→ **Written exercise**:
Which lines have the string "Trend"? Copy all of them from the entries below.

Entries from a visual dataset
──────────
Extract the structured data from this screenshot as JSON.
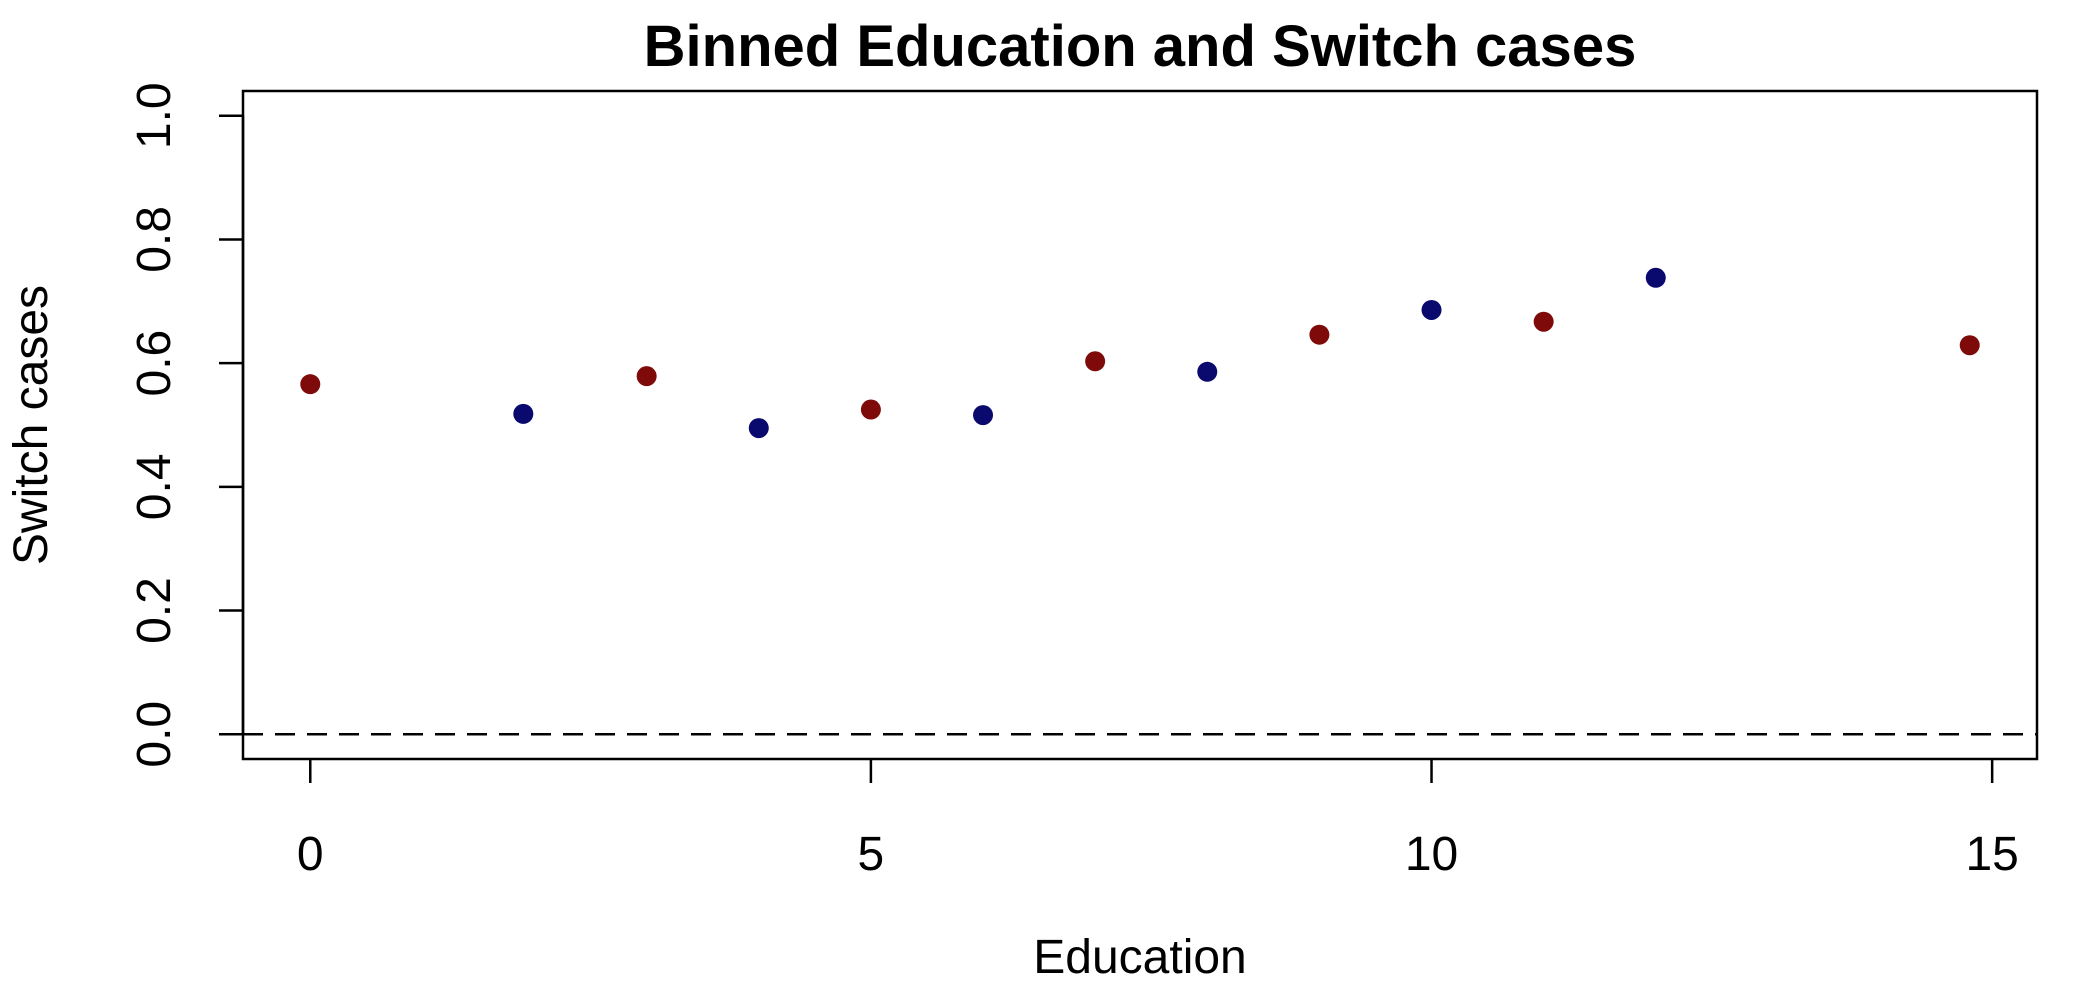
{
  "chart_data": {
    "type": "scatter",
    "title": "Binned Education and Switch cases",
    "xlabel": "Education",
    "ylabel": "Switch cases",
    "xlim": [
      -0.6,
      15.4
    ],
    "ylim": [
      -0.04,
      1.04
    ],
    "x_ticks": [
      0,
      5,
      10,
      15
    ],
    "x_tick_labels": [
      "0",
      "5",
      "10",
      "15"
    ],
    "y_ticks": [
      0.0,
      0.2,
      0.4,
      0.6,
      0.8,
      1.0
    ],
    "y_tick_labels": [
      "0.0",
      "0.2",
      "0.4",
      "0.6",
      "0.8",
      "1.0"
    ],
    "grid": false,
    "reference_line": {
      "y": 0,
      "style": "dashed",
      "color": "#000000"
    },
    "colors": {
      "red": "#7f0a0a",
      "blue": "#0a0a6e"
    },
    "points": [
      {
        "x": 0,
        "y": 0.566,
        "color": "red"
      },
      {
        "x": 1.9,
        "y": 0.518,
        "color": "blue"
      },
      {
        "x": 3,
        "y": 0.579,
        "color": "red"
      },
      {
        "x": 4,
        "y": 0.495,
        "color": "blue"
      },
      {
        "x": 5,
        "y": 0.525,
        "color": "red"
      },
      {
        "x": 6,
        "y": 0.516,
        "color": "blue"
      },
      {
        "x": 7,
        "y": 0.603,
        "color": "red"
      },
      {
        "x": 8,
        "y": 0.586,
        "color": "blue"
      },
      {
        "x": 9,
        "y": 0.646,
        "color": "red"
      },
      {
        "x": 10,
        "y": 0.686,
        "color": "blue"
      },
      {
        "x": 11,
        "y": 0.667,
        "color": "red"
      },
      {
        "x": 12,
        "y": 0.738,
        "color": "blue"
      },
      {
        "x": 14.8,
        "y": 0.629,
        "color": "red"
      }
    ]
  }
}
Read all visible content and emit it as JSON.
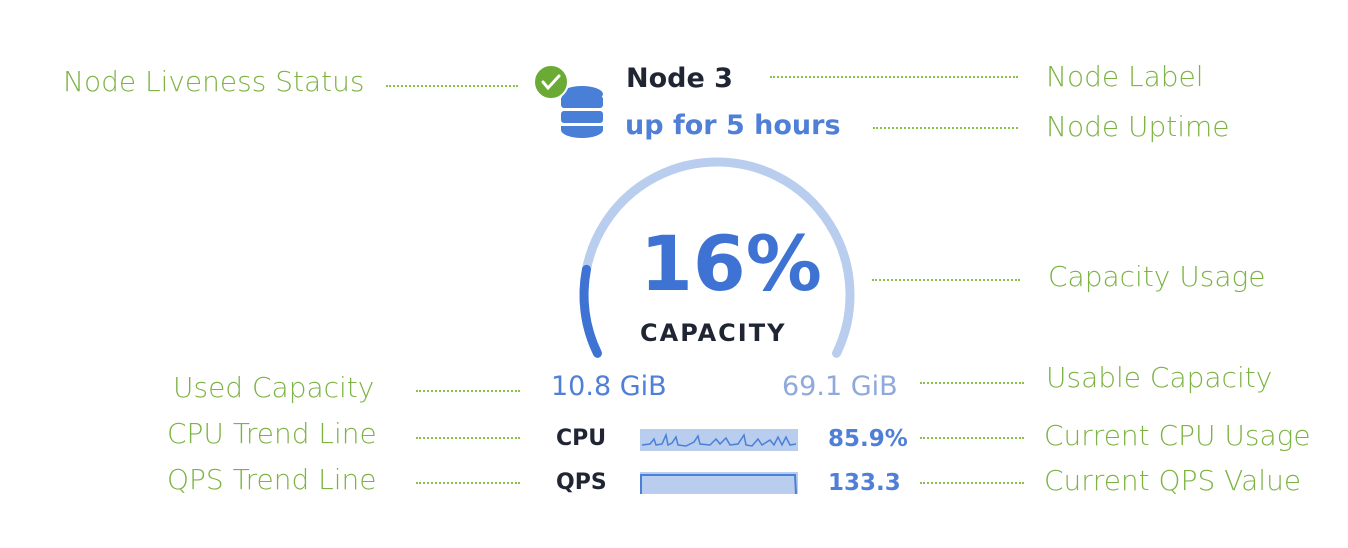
{
  "node": {
    "label": "Node 3",
    "uptime": "up for 5 hours",
    "liveness": "live",
    "icon": "database-icon",
    "status_icon": "check-circle-icon"
  },
  "capacity": {
    "percent_text": "16%",
    "percent": 16,
    "label": "CAPACITY",
    "used": "10.8 GiB",
    "usable": "69.1 GiB"
  },
  "metrics": {
    "cpu": {
      "label": "CPU",
      "value": "85.9%"
    },
    "qps": {
      "label": "QPS",
      "value": "133.3"
    }
  },
  "annotations": {
    "liveness": "Node Liveness Status",
    "label": "Node Label",
    "uptime": "Node Uptime",
    "capacity_usage": "Capacity Usage",
    "used_capacity": "Used Capacity",
    "usable_capacity": "Usable Capacity",
    "cpu_trend": "CPU Trend Line",
    "cpu_current": "Current CPU Usage",
    "qps_trend": "QPS Trend Line",
    "qps_current": "Current QPS Value"
  },
  "colors": {
    "annotation": "#7cb342",
    "accent": "#3f73d3",
    "arc_track": "#b9cdee",
    "live": "#6aaa35"
  }
}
──────────
→ **Output for this task**:
    "cpu_trend": "CPU Trend Line",
    "qps_trend": "QPS Trend Line",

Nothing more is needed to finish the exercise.